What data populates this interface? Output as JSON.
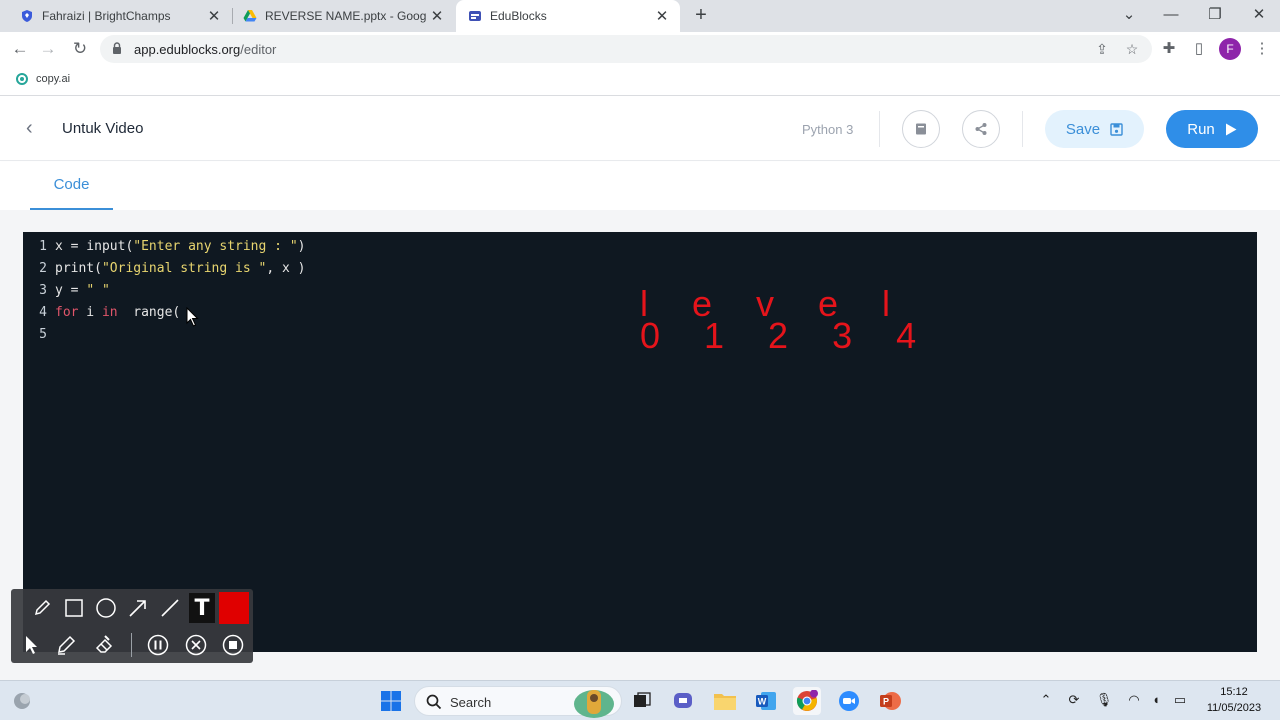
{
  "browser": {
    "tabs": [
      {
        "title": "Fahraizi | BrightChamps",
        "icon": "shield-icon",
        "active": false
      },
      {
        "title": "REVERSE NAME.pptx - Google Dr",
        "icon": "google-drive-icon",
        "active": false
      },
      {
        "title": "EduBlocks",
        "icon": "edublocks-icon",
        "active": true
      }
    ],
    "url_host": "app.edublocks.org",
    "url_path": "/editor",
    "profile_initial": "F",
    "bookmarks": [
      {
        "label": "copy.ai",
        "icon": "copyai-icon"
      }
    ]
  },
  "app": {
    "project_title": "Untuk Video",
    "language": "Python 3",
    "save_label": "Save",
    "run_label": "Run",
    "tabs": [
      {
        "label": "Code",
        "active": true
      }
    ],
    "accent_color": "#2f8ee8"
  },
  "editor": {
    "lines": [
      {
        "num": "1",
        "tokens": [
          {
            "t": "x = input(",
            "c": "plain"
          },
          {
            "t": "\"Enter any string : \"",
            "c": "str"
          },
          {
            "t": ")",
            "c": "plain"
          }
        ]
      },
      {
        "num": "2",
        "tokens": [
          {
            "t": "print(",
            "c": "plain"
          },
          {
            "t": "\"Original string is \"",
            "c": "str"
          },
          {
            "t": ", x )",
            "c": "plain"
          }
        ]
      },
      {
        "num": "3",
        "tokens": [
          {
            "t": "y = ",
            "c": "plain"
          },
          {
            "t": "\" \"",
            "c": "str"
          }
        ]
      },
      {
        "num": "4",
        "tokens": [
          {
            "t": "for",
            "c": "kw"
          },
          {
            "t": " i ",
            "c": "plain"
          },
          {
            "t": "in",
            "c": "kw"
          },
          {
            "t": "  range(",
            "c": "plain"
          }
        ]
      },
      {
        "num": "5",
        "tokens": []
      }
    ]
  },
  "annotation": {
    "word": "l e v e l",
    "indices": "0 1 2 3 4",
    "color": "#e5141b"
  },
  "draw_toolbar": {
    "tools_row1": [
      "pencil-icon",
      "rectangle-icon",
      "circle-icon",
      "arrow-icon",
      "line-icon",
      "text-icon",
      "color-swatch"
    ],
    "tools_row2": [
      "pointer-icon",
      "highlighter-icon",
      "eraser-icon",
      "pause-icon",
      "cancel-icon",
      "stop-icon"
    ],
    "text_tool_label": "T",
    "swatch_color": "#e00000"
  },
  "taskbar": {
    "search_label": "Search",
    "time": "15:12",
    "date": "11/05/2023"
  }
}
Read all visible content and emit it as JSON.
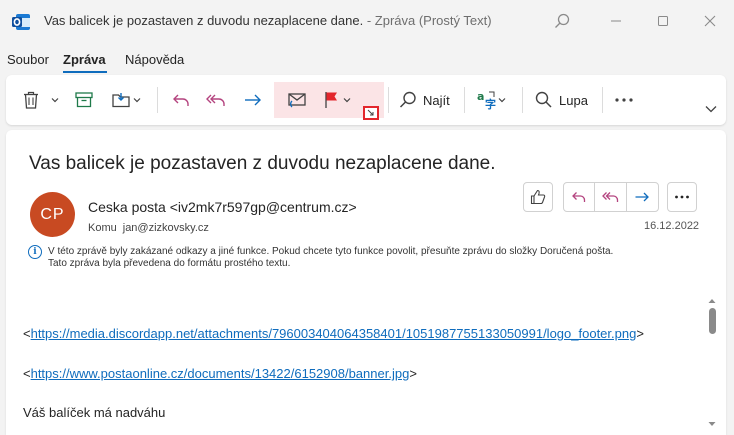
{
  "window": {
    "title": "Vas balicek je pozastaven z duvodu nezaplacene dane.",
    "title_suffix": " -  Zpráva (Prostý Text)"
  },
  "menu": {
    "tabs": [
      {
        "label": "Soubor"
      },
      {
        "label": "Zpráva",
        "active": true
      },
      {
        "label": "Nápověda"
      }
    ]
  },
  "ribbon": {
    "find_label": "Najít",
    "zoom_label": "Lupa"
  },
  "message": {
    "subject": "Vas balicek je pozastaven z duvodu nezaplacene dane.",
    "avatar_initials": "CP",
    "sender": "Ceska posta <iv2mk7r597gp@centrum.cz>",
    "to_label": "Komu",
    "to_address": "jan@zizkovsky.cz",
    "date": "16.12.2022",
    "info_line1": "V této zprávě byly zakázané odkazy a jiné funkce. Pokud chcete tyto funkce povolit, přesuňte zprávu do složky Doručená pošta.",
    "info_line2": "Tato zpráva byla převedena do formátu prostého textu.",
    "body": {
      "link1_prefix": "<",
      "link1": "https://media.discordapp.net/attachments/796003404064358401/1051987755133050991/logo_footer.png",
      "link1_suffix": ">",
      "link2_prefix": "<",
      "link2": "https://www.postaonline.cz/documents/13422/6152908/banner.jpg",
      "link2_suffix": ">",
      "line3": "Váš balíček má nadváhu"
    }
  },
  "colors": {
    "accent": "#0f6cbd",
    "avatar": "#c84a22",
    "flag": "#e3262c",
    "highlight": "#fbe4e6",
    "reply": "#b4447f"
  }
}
........
• Given task: Quote the records above exactly, leaving out any pictures.

• Result of this exercise:
What data populates this interface? Output as JSON.
{
  "browser": {
    "tabs": [
      {
        "title": "Fahraizi | BrightChamps",
        "icon": "shield-icon",
        "active": false
      },
      {
        "title": "REVERSE NAME.pptx - Google Dr",
        "icon": "google-drive-icon",
        "active": false
      },
      {
        "title": "EduBlocks",
        "icon": "edublocks-icon",
        "active": true
      }
    ],
    "url_host": "app.edublocks.org",
    "url_path": "/editor",
    "profile_initial": "F",
    "bookmarks": [
      {
        "label": "copy.ai",
        "icon": "copyai-icon"
      }
    ]
  },
  "app": {
    "project_title": "Untuk Video",
    "language": "Python 3",
    "save_label": "Save",
    "run_label": "Run",
    "tabs": [
      {
        "label": "Code",
        "active": true
      }
    ],
    "accent_color": "#2f8ee8"
  },
  "editor": {
    "lines": [
      {
        "num": "1",
        "tokens": [
          {
            "t": "x = input(",
            "c": "plain"
          },
          {
            "t": "\"Enter any string : \"",
            "c": "str"
          },
          {
            "t": ")",
            "c": "plain"
          }
        ]
      },
      {
        "num": "2",
        "tokens": [
          {
            "t": "print(",
            "c": "plain"
          },
          {
            "t": "\"Original string is \"",
            "c": "str"
          },
          {
            "t": ", x )",
            "c": "plain"
          }
        ]
      },
      {
        "num": "3",
        "tokens": [
          {
            "t": "y = ",
            "c": "plain"
          },
          {
            "t": "\" \"",
            "c": "str"
          }
        ]
      },
      {
        "num": "4",
        "tokens": [
          {
            "t": "for",
            "c": "kw"
          },
          {
            "t": " i ",
            "c": "plain"
          },
          {
            "t": "in",
            "c": "kw"
          },
          {
            "t": "  range(",
            "c": "plain"
          }
        ]
      },
      {
        "num": "5",
        "tokens": []
      }
    ]
  },
  "annotation": {
    "word": "l e v e l",
    "indices": "0 1 2 3 4",
    "color": "#e5141b"
  },
  "draw_toolbar": {
    "tools_row1": [
      "pencil-icon",
      "rectangle-icon",
      "circle-icon",
      "arrow-icon",
      "line-icon",
      "text-icon",
      "color-swatch"
    ],
    "tools_row2": [
      "pointer-icon",
      "highlighter-icon",
      "eraser-icon",
      "pause-icon",
      "cancel-icon",
      "stop-icon"
    ],
    "text_tool_label": "T",
    "swatch_color": "#e00000"
  },
  "taskbar": {
    "search_label": "Search",
    "time": "15:12",
    "date": "11/05/2023"
  }
}
Read all visible content and emit it as JSON.
{
  "window": {
    "title": "Vas balicek je pozastaven z duvodu nezaplacene dane.",
    "title_suffix": " -  Zpráva (Prostý Text)"
  },
  "menu": {
    "tabs": [
      {
        "label": "Soubor"
      },
      {
        "label": "Zpráva",
        "active": true
      },
      {
        "label": "Nápověda"
      }
    ]
  },
  "ribbon": {
    "find_label": "Najít",
    "zoom_label": "Lupa"
  },
  "message": {
    "subject": "Vas balicek je pozastaven z duvodu nezaplacene dane.",
    "avatar_initials": "CP",
    "sender": "Ceska posta <iv2mk7r597gp@centrum.cz>",
    "to_label": "Komu",
    "to_address": "jan@zizkovsky.cz",
    "date": "16.12.2022",
    "info_line1": "V této zprávě byly zakázané odkazy a jiné funkce. Pokud chcete tyto funkce povolit, přesuňte zprávu do složky Doručená pošta.",
    "info_line2": "Tato zpráva byla převedena do formátu prostého textu.",
    "body": {
      "link1_prefix": "<",
      "link1": "https://media.discordapp.net/attachments/796003404064358401/1051987755133050991/logo_footer.png",
      "link1_suffix": ">",
      "link2_prefix": "<",
      "link2": "https://www.postaonline.cz/documents/13422/6152908/banner.jpg",
      "link2_suffix": ">",
      "line3": "Váš balíček má nadváhu"
    }
  },
  "colors": {
    "accent": "#0f6cbd",
    "avatar": "#c84a22",
    "flag": "#e3262c",
    "highlight": "#fbe4e6",
    "reply": "#b4447f"
  }
}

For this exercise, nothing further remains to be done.